>> start ENTRIES SHOWN

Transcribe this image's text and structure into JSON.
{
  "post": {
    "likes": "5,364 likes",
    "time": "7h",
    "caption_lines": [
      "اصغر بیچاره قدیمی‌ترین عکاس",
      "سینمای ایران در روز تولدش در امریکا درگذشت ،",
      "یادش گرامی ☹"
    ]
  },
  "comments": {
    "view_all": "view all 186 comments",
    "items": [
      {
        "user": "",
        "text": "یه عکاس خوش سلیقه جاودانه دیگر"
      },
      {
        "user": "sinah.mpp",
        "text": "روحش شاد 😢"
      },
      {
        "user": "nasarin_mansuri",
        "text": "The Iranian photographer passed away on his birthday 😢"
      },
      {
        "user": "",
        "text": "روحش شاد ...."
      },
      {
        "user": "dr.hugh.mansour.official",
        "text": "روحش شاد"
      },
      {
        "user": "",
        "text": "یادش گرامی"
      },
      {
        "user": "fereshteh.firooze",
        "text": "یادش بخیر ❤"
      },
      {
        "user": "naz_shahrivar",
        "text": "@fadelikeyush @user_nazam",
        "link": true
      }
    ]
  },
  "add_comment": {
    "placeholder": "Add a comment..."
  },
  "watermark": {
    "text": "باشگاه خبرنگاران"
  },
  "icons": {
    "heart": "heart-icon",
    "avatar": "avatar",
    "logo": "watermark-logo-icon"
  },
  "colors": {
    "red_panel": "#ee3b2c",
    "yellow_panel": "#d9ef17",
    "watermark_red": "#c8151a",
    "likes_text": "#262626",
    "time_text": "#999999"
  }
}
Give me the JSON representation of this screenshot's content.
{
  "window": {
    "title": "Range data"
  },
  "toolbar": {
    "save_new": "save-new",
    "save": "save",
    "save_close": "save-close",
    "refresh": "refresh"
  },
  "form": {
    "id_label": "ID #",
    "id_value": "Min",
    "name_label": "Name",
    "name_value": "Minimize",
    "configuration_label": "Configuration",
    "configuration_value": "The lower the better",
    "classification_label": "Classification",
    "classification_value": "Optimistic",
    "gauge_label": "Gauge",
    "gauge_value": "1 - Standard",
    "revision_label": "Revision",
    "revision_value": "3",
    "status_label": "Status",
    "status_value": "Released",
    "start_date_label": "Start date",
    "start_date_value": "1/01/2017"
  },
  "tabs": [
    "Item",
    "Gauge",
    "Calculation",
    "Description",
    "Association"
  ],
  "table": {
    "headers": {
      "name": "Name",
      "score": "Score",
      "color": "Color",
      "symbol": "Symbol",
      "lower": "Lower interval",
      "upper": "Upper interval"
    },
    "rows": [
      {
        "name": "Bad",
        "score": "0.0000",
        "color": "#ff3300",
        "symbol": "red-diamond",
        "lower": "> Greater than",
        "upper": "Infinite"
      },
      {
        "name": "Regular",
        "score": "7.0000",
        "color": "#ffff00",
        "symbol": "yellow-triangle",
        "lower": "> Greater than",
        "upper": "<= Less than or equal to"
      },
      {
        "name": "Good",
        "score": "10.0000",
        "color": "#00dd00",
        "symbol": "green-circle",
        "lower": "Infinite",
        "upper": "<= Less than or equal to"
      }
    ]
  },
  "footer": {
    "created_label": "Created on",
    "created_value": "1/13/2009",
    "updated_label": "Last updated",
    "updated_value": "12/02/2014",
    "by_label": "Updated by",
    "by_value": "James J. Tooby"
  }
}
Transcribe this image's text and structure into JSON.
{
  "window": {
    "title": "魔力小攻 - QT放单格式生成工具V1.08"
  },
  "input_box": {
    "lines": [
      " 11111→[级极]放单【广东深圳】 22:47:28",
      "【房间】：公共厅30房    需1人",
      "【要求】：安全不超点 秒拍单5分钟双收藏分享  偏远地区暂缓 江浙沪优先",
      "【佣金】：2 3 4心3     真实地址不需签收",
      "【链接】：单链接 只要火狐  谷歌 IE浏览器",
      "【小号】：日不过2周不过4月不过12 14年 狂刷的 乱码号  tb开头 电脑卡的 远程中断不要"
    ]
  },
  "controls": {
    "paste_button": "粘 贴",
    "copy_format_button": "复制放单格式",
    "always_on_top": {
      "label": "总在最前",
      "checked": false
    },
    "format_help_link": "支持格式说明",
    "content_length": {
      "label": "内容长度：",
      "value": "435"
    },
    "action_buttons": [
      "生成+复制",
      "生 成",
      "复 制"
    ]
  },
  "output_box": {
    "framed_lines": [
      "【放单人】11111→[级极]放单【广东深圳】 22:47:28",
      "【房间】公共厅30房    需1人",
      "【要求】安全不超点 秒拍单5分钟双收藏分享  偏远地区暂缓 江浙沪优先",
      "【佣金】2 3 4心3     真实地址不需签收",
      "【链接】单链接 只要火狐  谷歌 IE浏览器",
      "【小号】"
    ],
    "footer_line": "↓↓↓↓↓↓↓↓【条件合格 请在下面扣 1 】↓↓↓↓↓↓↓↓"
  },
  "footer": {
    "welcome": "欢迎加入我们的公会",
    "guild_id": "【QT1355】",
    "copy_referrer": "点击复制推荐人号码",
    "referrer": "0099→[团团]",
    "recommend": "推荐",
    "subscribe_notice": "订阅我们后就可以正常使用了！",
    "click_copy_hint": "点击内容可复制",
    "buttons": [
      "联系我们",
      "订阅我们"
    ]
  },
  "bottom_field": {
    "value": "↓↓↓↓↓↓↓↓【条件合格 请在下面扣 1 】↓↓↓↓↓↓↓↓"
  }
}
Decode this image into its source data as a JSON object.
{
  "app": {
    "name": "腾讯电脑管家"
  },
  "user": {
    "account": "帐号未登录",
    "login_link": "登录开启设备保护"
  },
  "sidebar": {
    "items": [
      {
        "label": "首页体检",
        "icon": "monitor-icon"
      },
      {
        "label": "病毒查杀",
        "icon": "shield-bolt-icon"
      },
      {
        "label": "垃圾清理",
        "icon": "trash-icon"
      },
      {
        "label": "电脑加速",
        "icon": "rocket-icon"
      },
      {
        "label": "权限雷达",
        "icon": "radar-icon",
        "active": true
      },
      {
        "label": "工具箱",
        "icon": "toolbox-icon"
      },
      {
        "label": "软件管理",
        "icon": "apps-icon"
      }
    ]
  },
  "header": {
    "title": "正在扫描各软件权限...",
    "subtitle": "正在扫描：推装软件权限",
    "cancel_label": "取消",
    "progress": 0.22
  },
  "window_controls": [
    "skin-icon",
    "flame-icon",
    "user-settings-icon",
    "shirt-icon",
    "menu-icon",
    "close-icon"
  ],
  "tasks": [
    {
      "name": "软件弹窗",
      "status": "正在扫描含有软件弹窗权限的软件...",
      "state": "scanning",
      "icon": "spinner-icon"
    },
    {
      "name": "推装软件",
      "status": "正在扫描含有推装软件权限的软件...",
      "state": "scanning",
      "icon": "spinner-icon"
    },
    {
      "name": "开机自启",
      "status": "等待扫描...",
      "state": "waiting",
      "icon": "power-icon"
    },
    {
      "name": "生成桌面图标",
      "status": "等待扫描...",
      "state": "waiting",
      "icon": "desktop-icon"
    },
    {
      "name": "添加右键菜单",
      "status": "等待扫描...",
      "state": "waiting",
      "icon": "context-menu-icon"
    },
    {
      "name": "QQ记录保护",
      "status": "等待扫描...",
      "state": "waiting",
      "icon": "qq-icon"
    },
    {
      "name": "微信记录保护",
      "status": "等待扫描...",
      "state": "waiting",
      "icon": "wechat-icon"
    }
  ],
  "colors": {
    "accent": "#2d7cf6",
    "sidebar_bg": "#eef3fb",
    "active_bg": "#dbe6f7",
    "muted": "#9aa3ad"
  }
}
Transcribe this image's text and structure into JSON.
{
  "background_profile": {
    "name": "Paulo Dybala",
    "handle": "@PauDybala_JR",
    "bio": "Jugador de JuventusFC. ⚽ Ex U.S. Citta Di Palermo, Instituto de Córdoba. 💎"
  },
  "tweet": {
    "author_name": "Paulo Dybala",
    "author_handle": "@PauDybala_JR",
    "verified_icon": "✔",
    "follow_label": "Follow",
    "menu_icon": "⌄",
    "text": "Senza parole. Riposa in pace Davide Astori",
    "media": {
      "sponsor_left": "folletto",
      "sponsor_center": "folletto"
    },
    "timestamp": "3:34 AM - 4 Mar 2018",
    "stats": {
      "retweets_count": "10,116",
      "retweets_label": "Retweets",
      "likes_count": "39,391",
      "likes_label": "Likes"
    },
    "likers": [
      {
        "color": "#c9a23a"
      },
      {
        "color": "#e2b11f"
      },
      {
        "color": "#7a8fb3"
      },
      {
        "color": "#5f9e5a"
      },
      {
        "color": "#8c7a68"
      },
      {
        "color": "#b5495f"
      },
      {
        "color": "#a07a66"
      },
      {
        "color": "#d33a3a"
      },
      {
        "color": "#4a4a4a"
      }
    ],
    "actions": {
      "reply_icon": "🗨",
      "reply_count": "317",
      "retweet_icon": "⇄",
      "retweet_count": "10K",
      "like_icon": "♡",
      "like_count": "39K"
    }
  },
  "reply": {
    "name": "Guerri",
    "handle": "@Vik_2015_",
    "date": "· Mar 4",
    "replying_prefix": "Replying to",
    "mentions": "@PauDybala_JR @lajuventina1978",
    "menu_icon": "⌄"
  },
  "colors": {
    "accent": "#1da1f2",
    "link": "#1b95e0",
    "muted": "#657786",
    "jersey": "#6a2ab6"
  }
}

>> end ENTRIES SHOWN

= WHAT TO DO =
Find each line holding the word "عکاس" and copy it.

= RESPONSE TO THE EXERCISE =
      "اصغر بیچاره قدیمی‌ترین عکاس",
        "text": "یه عکاس خوش سلیقه جاودانه دیگر"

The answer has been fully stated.